● REQUIRED TASK:
All records must be quoted exactly. Omit the pictures.

== DATASET RECORDS

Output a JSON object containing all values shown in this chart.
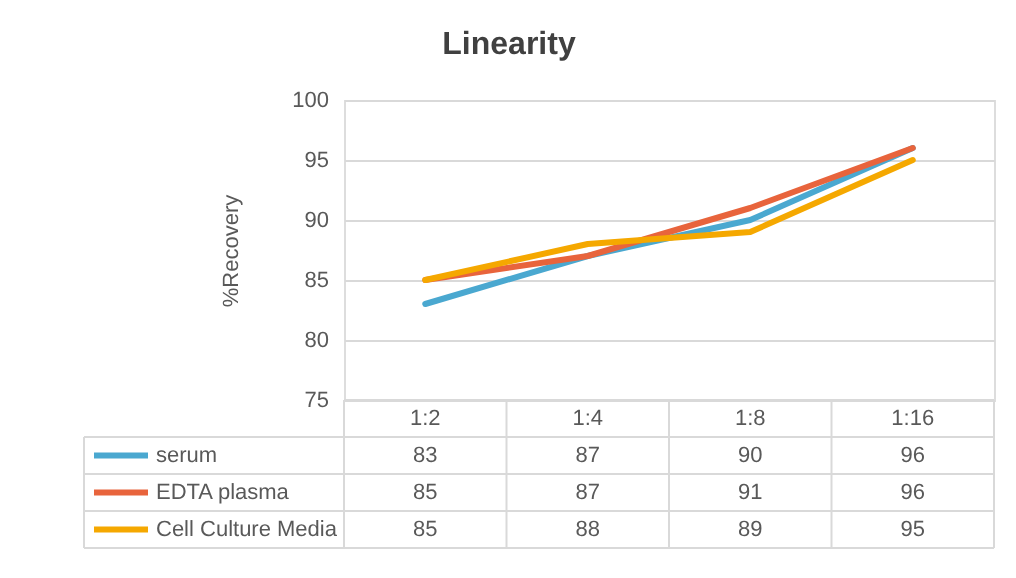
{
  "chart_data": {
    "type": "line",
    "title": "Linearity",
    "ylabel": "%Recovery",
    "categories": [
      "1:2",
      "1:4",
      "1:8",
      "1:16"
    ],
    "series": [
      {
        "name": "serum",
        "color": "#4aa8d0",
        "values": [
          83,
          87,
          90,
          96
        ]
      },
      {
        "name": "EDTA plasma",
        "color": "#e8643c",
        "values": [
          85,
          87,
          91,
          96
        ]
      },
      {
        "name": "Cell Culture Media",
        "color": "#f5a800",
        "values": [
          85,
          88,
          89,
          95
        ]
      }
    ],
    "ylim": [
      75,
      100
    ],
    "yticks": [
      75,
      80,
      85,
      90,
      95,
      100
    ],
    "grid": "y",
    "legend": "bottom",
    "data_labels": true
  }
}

====

● WRITTEN RESPONSE:
Output a JSON object containing all values shown in this chart.
{
  "chart_data": {
    "type": "line",
    "title": "Linearity",
    "ylabel": "%Recovery",
    "categories": [
      "1:2",
      "1:4",
      "1:8",
      "1:16"
    ],
    "series": [
      {
        "name": "serum",
        "color": "#4aa8d0",
        "values": [
          83,
          87,
          90,
          96
        ]
      },
      {
        "name": "EDTA plasma",
        "color": "#e8643c",
        "values": [
          85,
          87,
          91,
          96
        ]
      },
      {
        "name": "Cell Culture Media",
        "color": "#f5a800",
        "values": [
          85,
          88,
          89,
          95
        ]
      }
    ],
    "ylim": [
      75,
      100
    ],
    "yticks": [
      75,
      80,
      85,
      90,
      95,
      100
    ],
    "grid": "y",
    "legend": "bottom",
    "data_labels": true
  }
}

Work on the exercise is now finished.